THE DATA Block Start

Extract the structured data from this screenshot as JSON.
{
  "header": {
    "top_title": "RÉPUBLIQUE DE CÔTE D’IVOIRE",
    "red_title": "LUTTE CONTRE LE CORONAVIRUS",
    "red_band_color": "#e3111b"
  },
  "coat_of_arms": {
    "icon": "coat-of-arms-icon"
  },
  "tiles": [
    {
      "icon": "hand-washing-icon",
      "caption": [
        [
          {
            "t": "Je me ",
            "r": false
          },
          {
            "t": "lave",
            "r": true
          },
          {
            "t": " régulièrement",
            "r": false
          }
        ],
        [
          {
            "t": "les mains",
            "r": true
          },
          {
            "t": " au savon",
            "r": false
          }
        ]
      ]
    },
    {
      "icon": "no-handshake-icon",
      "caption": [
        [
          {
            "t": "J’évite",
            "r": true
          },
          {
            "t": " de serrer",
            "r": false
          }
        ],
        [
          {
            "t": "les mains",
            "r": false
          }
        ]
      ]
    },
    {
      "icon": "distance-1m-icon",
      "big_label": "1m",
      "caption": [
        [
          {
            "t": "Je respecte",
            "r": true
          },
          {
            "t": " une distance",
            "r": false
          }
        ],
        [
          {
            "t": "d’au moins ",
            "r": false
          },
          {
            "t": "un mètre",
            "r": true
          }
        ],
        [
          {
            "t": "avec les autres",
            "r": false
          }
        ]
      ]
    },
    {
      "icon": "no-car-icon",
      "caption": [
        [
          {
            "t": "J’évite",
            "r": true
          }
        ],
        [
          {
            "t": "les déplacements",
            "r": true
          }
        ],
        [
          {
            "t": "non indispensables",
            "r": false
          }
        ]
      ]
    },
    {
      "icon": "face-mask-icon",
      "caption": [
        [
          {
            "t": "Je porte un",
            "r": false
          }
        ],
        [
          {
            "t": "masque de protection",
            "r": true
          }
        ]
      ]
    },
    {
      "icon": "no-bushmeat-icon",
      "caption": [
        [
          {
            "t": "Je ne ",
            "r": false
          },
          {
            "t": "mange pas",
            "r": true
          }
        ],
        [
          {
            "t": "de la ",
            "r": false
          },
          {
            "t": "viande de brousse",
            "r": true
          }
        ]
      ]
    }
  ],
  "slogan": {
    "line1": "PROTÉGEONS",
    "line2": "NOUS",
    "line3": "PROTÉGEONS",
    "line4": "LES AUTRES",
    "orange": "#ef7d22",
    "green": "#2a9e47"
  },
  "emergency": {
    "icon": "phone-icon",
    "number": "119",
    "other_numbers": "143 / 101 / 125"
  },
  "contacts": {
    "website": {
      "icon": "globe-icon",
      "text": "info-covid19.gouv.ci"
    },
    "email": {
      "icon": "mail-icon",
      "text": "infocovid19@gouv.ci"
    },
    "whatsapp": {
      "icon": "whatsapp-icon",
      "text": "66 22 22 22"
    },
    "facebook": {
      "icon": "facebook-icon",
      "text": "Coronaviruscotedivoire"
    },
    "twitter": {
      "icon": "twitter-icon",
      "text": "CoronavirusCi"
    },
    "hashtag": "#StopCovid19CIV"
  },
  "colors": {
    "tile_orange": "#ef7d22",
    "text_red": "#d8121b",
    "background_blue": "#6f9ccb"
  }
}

THE DATA Block End

**GOAL OF THE EXERCISE**
Would you please reproduce the entries above word for word?

**ANSWER FOR THE TASK**
Extract the structured data from this screenshot as JSON.
{
  "header": {
    "top_title": "RÉPUBLIQUE DE CÔTE D’IVOIRE",
    "red_title": "LUTTE CONTRE LE CORONAVIRUS",
    "red_band_color": "#e3111b"
  },
  "coat_of_arms": {
    "icon": "coat-of-arms-icon"
  },
  "tiles": [
    {
      "icon": "hand-washing-icon",
      "caption": [
        [
          {
            "t": "Je me ",
            "r": false
          },
          {
            "t": "lave",
            "r": true
          },
          {
            "t": " régulièrement",
            "r": false
          }
        ],
        [
          {
            "t": "les mains",
            "r": true
          },
          {
            "t": " au savon",
            "r": false
          }
        ]
      ]
    },
    {
      "icon": "no-handshake-icon",
      "caption": [
        [
          {
            "t": "J’évite",
            "r": true
          },
          {
            "t": " de serrer",
            "r": false
          }
        ],
        [
          {
            "t": "les mains",
            "r": false
          }
        ]
      ]
    },
    {
      "icon": "distance-1m-icon",
      "big_label": "1m",
      "caption": [
        [
          {
            "t": "Je respecte",
            "r": true
          },
          {
            "t": " une distance",
            "r": false
          }
        ],
        [
          {
            "t": "d’au moins ",
            "r": false
          },
          {
            "t": "un mètre",
            "r": true
          }
        ],
        [
          {
            "t": "avec les autres",
            "r": false
          }
        ]
      ]
    },
    {
      "icon": "no-car-icon",
      "caption": [
        [
          {
            "t": "J’évite",
            "r": true
          }
        ],
        [
          {
            "t": "les déplacements",
            "r": true
          }
        ],
        [
          {
            "t": "non indispensables",
            "r": false
          }
        ]
      ]
    },
    {
      "icon": "face-mask-icon",
      "caption": [
        [
          {
            "t": "Je porte un",
            "r": false
          }
        ],
        [
          {
            "t": "masque de protection",
            "r": true
          }
        ]
      ]
    },
    {
      "icon": "no-bushmeat-icon",
      "caption": [
        [
          {
            "t": "Je ne ",
            "r": false
          },
          {
            "t": "mange pas",
            "r": true
          }
        ],
        [
          {
            "t": "de la ",
            "r": false
          },
          {
            "t": "viande de brousse",
            "r": true
          }
        ]
      ]
    }
  ],
  "slogan": {
    "line1": "PROTÉGEONS",
    "line2": "NOUS",
    "line3": "PROTÉGEONS",
    "line4": "LES AUTRES",
    "orange": "#ef7d22",
    "green": "#2a9e47"
  },
  "emergency": {
    "icon": "phone-icon",
    "number": "119",
    "other_numbers": "143 / 101 / 125"
  },
  "contacts": {
    "website": {
      "icon": "globe-icon",
      "text": "info-covid19.gouv.ci"
    },
    "email": {
      "icon": "mail-icon",
      "text": "infocovid19@gouv.ci"
    },
    "whatsapp": {
      "icon": "whatsapp-icon",
      "text": "66 22 22 22"
    },
    "facebook": {
      "icon": "facebook-icon",
      "text": "Coronaviruscotedivoire"
    },
    "twitter": {
      "icon": "twitter-icon",
      "text": "CoronavirusCi"
    },
    "hashtag": "#StopCovid19CIV"
  },
  "colors": {
    "tile_orange": "#ef7d22",
    "text_red": "#d8121b",
    "background_blue": "#6f9ccb"
  }
}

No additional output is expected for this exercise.